### Problem statement
Filter this material down to the lines that hold "ὑμνῳδίαν", copying each one.

- - -

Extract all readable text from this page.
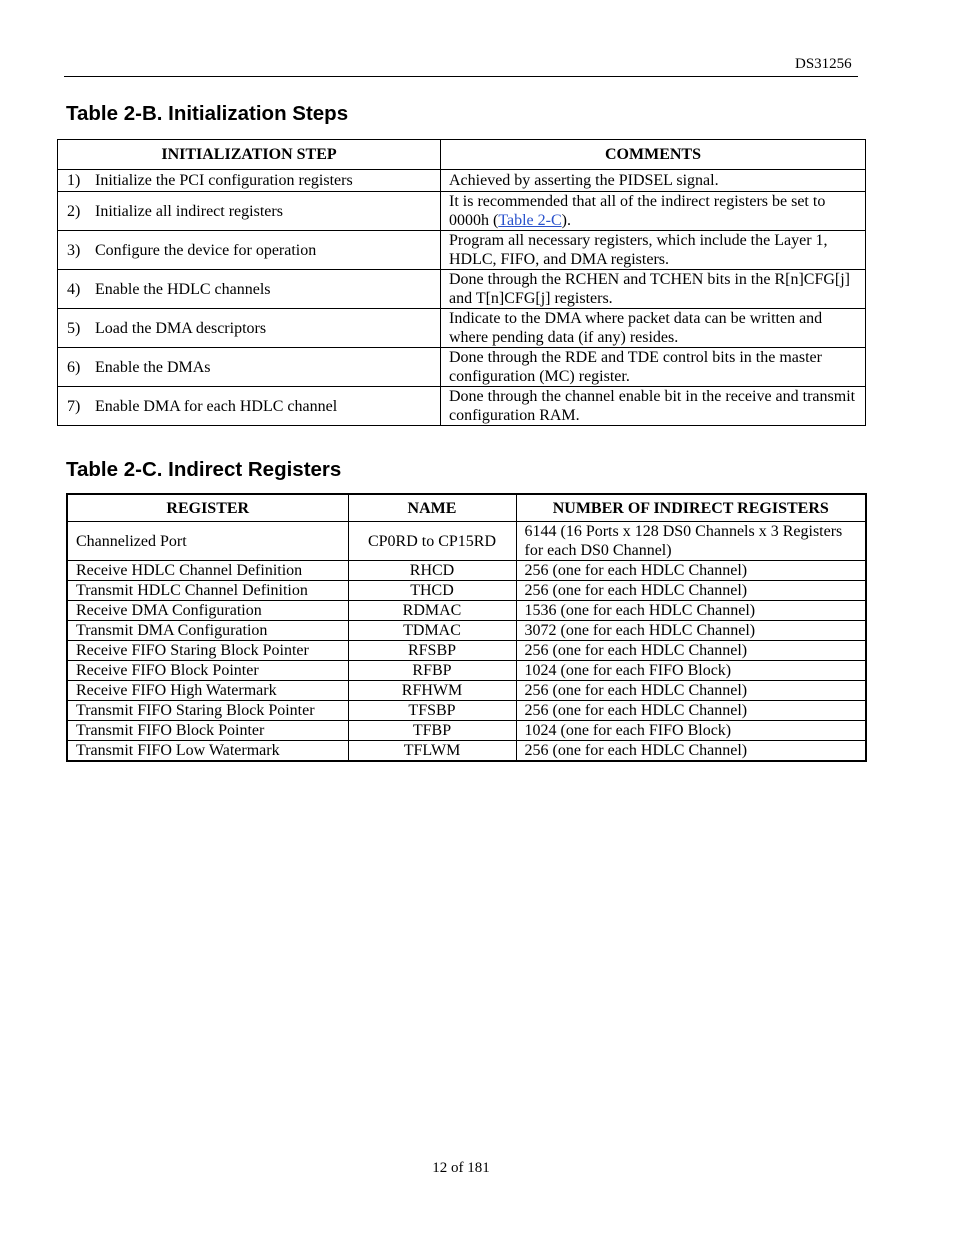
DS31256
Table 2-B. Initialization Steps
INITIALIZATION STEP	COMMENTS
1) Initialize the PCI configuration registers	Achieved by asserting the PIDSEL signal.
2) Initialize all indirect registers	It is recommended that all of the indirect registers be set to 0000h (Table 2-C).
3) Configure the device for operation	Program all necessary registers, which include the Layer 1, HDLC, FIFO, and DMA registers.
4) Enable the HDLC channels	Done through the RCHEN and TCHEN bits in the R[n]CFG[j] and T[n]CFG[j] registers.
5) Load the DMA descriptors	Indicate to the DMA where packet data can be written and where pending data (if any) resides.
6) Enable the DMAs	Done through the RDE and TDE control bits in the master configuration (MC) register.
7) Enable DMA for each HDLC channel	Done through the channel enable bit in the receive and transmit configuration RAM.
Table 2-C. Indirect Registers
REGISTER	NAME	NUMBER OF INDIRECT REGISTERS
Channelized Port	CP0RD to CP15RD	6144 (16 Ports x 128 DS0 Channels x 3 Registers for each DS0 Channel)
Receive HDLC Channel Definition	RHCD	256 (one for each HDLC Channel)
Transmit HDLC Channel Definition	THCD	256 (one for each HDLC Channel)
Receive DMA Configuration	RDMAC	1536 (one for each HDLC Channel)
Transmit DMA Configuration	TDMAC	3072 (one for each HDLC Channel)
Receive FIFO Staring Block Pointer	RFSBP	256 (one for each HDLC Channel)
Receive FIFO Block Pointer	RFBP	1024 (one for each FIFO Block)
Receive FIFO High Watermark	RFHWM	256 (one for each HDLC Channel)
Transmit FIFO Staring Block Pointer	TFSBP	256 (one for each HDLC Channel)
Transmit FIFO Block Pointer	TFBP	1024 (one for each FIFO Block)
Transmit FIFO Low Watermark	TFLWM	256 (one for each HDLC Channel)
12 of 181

- - -

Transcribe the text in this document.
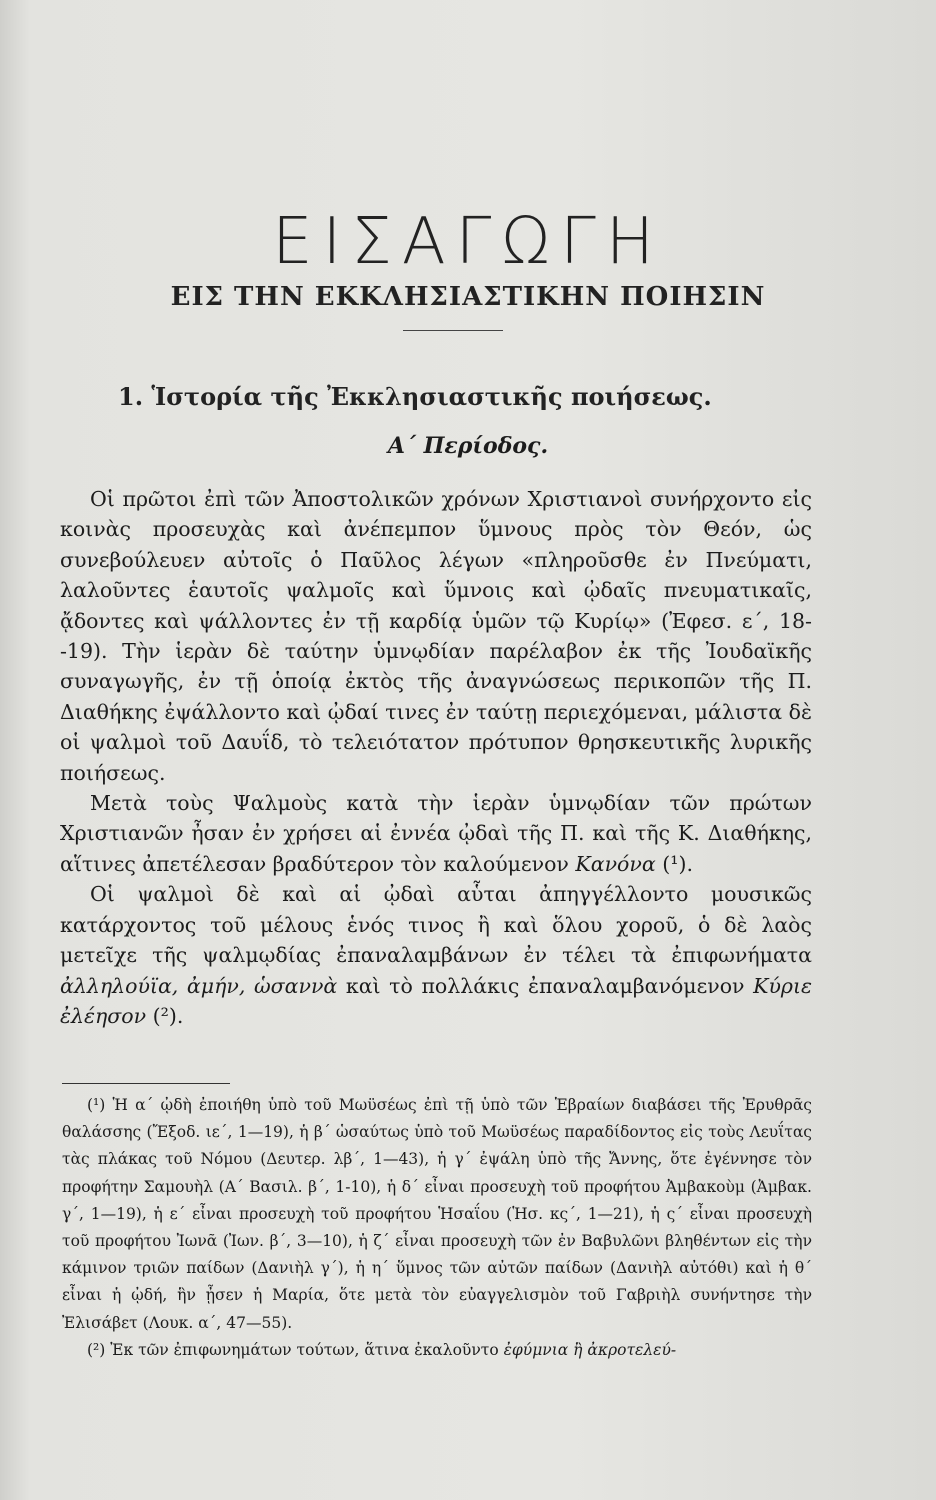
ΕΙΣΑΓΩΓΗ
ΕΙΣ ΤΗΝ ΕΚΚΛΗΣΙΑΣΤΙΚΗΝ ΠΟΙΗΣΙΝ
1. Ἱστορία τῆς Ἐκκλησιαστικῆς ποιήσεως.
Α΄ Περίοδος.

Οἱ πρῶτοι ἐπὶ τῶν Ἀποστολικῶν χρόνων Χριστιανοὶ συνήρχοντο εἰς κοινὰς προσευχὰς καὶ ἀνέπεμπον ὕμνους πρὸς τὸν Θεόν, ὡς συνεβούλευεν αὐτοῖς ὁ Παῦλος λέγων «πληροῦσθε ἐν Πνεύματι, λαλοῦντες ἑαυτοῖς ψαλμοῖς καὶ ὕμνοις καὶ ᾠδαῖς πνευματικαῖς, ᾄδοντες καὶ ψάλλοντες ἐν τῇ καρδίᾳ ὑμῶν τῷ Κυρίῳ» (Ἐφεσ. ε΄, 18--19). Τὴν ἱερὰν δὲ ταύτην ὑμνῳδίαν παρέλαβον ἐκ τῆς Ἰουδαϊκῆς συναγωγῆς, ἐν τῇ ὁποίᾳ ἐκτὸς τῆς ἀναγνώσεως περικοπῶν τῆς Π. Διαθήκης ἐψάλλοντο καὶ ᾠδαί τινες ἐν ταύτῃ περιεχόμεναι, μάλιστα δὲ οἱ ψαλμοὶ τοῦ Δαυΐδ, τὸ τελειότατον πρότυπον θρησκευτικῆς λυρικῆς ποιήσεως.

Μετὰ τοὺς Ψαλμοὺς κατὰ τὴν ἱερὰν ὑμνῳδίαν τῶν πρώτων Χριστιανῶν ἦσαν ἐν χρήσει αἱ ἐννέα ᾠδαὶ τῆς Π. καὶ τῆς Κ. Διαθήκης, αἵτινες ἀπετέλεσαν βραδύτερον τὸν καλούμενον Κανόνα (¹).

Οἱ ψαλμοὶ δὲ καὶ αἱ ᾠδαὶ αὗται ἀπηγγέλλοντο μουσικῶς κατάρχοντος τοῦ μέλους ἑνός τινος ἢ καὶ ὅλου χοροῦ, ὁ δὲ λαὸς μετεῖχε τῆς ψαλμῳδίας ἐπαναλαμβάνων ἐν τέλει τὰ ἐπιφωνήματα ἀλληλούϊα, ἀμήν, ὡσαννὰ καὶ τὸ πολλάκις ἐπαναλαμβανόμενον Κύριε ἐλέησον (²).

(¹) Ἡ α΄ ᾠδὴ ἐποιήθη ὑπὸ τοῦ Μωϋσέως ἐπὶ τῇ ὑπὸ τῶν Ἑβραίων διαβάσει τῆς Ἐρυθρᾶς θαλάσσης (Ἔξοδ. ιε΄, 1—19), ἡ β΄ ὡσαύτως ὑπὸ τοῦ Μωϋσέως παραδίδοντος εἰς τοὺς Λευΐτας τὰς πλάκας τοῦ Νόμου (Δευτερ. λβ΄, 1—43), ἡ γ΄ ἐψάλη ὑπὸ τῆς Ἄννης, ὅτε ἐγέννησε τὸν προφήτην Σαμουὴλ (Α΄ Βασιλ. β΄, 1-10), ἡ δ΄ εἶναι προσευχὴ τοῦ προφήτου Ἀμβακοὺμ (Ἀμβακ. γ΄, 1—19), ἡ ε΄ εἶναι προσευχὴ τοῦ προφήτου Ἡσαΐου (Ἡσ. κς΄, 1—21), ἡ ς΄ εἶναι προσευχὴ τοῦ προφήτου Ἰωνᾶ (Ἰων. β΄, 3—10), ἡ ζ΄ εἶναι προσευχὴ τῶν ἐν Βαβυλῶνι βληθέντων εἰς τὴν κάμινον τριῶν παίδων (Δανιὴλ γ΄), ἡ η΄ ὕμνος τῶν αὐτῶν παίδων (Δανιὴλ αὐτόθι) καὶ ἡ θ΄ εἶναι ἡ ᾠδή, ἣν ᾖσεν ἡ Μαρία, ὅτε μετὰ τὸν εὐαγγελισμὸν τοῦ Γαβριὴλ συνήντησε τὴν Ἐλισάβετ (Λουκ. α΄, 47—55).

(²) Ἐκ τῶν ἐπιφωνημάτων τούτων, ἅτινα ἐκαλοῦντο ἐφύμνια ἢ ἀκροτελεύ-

- - -

### Exercise response
Οἱ πρῶτοι ἐπὶ τῶν Ἀποστολικῶν χρόνων Χριστιανοὶ συνήρχοντο εἰς κοινὰς προσευχὰς καὶ ἀνέπεμπον ὕμνους πρὸς τὸν Θεόν, ὡς συνεβούλευεν αὐτοῖς ὁ Παῦλος λέγων «πληροῦσθε ἐν Πνεύματι, λαλοῦντες ἑαυτοῖς ψαλμοῖς καὶ ὕμνοις καὶ ᾠδαῖς πνευματικαῖς, ᾄδοντες καὶ ψάλλοντες ἐν τῇ καρδίᾳ ὑμῶν τῷ Κυρίῳ» (Ἐφεσ. ε΄, 18--19). Τὴν ἱερὰν δὲ ταύτην ὑμνῳδίαν παρέλαβον ἐκ τῆς Ἰουδαϊκῆς συναγωγῆς, ἐν τῇ ὁποίᾳ ἐκτὸς τῆς ἀναγνώσεως περικοπῶν τῆς Π. Διαθήκης ἐψάλλοντο καὶ ᾠδαί τινες ἐν ταύτῃ περιεχόμεναι, μάλιστα δὲ οἱ ψαλμοὶ τοῦ Δαυΐδ, τὸ τελειότατον πρότυπον θρησκευτικῆς λυρικῆς ποιήσεως.
Μετὰ τοὺς Ψαλμοὺς κατὰ τὴν ἱερὰν ὑμνῳδίαν τῶν πρώτων Χριστιανῶν ἦσαν ἐν χρήσει αἱ ἐννέα ᾠδαὶ τῆς Π. καὶ τῆς Κ. Διαθήκης, αἵτινες ἀπετέλεσαν βραδύτερον τὸν καλούμενον Κανόνα (¹).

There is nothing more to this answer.